### [DATA LINES]
§ §
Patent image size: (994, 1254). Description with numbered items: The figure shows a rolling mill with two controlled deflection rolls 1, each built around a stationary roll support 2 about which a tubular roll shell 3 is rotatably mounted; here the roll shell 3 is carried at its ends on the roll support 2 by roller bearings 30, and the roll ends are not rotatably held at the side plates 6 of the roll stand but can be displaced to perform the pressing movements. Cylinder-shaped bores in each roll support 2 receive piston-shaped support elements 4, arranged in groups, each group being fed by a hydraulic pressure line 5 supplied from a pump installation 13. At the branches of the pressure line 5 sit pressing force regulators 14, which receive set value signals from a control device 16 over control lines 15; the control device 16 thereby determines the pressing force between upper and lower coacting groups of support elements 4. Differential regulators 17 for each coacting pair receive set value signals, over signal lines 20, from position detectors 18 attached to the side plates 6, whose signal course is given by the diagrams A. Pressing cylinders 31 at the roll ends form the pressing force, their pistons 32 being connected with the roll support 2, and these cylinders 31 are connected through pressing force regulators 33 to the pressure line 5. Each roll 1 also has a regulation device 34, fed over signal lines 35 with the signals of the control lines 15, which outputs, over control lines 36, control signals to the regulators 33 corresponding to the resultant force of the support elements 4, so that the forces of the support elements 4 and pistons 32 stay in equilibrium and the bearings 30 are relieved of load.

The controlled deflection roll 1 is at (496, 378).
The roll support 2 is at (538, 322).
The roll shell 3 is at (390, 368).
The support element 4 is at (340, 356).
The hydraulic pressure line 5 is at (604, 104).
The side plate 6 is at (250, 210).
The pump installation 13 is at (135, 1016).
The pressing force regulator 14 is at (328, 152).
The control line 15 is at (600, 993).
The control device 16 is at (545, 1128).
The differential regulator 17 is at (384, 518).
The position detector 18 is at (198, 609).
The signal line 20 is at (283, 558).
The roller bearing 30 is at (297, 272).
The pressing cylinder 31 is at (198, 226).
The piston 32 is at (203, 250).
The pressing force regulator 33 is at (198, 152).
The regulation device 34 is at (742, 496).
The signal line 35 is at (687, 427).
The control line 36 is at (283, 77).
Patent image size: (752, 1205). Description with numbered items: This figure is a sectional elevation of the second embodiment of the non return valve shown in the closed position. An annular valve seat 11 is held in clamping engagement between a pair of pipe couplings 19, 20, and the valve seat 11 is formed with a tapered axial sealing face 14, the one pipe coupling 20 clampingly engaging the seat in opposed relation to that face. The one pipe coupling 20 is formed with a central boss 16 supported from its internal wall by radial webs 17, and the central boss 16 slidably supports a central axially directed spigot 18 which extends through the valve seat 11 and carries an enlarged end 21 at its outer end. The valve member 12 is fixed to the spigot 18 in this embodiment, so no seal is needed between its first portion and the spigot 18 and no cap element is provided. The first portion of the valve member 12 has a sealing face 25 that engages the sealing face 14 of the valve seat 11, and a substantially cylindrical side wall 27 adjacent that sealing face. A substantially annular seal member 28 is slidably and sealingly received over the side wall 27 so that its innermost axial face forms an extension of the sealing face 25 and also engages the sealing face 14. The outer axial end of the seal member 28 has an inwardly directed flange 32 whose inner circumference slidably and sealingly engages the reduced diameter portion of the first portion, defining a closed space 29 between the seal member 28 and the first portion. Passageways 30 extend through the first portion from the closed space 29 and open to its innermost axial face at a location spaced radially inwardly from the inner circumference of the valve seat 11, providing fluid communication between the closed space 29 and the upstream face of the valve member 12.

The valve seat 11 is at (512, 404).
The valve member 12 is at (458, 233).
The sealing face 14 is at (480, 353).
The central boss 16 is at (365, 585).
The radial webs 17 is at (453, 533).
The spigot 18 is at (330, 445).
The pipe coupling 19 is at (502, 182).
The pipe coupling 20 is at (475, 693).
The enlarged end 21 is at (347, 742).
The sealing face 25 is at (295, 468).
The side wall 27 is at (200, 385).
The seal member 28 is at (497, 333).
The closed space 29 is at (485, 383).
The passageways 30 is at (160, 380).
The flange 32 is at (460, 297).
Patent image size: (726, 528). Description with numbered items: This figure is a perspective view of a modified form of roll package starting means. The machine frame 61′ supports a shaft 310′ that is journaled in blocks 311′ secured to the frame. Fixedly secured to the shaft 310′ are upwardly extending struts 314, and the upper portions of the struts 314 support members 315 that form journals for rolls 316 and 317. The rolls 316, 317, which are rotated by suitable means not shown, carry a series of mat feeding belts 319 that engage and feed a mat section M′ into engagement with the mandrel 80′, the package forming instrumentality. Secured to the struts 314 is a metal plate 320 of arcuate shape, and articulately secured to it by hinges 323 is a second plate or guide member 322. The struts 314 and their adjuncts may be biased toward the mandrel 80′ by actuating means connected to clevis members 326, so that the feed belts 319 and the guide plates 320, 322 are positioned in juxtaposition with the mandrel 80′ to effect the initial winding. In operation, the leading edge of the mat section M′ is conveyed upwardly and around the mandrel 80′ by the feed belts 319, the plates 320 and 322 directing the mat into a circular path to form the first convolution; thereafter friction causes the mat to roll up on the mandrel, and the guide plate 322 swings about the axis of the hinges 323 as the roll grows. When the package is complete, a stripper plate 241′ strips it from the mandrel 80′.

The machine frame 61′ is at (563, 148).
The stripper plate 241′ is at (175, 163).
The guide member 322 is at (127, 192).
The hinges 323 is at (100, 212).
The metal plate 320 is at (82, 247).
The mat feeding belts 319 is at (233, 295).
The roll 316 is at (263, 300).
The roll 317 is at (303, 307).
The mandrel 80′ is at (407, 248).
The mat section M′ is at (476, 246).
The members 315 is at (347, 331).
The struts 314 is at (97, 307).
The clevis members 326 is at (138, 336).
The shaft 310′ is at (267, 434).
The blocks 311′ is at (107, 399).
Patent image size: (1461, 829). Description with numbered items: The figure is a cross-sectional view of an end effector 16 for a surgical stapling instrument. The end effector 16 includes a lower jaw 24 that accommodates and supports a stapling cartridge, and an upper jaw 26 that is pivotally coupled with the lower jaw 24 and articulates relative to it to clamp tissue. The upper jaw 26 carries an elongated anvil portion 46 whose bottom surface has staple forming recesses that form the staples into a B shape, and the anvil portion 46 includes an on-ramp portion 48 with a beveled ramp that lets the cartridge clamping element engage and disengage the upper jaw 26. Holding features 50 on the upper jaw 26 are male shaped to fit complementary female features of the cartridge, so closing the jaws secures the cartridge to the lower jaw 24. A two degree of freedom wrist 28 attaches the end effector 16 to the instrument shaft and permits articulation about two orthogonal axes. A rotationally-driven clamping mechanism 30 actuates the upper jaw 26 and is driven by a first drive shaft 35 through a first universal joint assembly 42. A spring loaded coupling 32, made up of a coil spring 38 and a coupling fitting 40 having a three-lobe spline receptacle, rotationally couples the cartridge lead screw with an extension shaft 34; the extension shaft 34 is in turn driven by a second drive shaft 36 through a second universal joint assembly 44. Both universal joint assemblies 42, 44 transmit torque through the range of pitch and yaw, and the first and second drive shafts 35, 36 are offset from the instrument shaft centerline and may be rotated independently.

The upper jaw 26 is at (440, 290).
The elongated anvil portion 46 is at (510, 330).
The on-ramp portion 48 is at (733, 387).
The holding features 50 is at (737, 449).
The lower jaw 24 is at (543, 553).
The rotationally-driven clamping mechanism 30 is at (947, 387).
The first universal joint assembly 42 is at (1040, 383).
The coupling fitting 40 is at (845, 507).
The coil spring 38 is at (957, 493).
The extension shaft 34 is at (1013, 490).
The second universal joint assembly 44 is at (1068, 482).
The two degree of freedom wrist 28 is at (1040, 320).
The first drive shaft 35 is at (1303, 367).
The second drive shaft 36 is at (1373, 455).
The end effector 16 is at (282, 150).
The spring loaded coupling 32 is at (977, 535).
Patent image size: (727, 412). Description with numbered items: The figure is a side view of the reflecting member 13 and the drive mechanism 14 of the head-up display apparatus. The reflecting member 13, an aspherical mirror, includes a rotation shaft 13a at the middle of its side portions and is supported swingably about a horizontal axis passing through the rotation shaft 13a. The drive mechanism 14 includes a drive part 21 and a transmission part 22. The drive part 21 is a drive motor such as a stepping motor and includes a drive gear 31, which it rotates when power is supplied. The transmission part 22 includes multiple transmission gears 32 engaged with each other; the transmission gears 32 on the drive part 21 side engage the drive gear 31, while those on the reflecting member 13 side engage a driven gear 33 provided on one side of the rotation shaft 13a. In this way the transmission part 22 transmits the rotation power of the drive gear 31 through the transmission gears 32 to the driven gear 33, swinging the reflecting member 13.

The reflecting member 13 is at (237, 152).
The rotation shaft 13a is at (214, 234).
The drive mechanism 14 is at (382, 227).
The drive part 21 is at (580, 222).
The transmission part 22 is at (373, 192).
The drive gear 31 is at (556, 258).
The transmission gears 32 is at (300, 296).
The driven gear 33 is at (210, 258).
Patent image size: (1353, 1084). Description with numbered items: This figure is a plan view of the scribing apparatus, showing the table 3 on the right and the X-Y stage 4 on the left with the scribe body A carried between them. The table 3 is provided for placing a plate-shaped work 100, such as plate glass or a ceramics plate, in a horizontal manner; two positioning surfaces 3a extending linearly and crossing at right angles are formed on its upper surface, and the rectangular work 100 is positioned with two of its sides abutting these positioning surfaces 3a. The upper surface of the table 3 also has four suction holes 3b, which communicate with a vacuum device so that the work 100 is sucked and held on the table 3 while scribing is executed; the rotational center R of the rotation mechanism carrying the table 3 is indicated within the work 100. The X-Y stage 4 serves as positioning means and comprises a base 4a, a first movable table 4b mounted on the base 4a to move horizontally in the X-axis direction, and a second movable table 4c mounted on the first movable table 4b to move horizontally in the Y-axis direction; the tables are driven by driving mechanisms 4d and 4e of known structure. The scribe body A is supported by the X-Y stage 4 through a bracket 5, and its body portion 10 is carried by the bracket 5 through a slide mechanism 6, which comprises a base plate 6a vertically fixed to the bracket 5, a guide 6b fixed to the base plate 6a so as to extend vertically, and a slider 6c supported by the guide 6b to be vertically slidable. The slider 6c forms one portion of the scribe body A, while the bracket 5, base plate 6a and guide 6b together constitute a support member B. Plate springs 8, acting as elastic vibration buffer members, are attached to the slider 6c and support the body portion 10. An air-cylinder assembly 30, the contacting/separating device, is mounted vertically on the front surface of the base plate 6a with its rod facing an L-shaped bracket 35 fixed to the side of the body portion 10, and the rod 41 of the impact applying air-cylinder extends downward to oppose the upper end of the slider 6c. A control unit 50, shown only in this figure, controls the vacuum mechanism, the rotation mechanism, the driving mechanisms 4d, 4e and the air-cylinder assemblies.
§ §
### [DIRECTIONS]
Put everything from the line containing "Patent image size: (727, 412)." down to the line containing "The driven gear 33 is at (210, 258)." into a Markdown table with the columns Number and Entry, numbering each row and leaving out blank lines.

### [TASK SOLUTION]
| Number | Entry |
|---|---|
| 1 | Patent image size: (727, 412). Description with numbered items: The figure is a side view of the reflecting member 13 and the drive mechanism 14 of the head-up display apparatus. The reflecting member 13, an aspherical mirror, includes a rotation shaft 13a at the middle of its side portions and is supported swingably about a horizontal axis passing through the rotation shaft 13a. The drive mechanism 14 includes a drive part 21 and a transmission part 22. The drive part 21 is a drive motor such as a stepping motor and includes a drive gear 31, which it rotates when power is supplied. The transmission part 22 includes multiple transmission gears 32 engaged with each other; the transmission gears 32 on the drive part 21 side engage the drive gear 31, while those on the reflecting member 13 side engage a driven gear 33 provided on one side of the rotation shaft 13a. In this way the transmission part 22 transmits the rotation power of the drive gear 31 through the transmission gears 32 to the driven gear 33, swinging the reflecting member 13. |
| 2 | The reflecting member 13 is at (237, 152). |
| 3 | The rotation shaft 13a is at (214, 234). |
| 4 | The drive mechanism 14 is at (382, 227). |
| 5 | The drive part 21 is at (580, 222). |
| 6 | The transmission part 22 is at (373, 192). |
| 7 | The drive gear 31 is at (556, 258). |
| 8 | The transmission gears 32 is at (300, 296). |
| 9 | The driven gear 33 is at (210, 258). |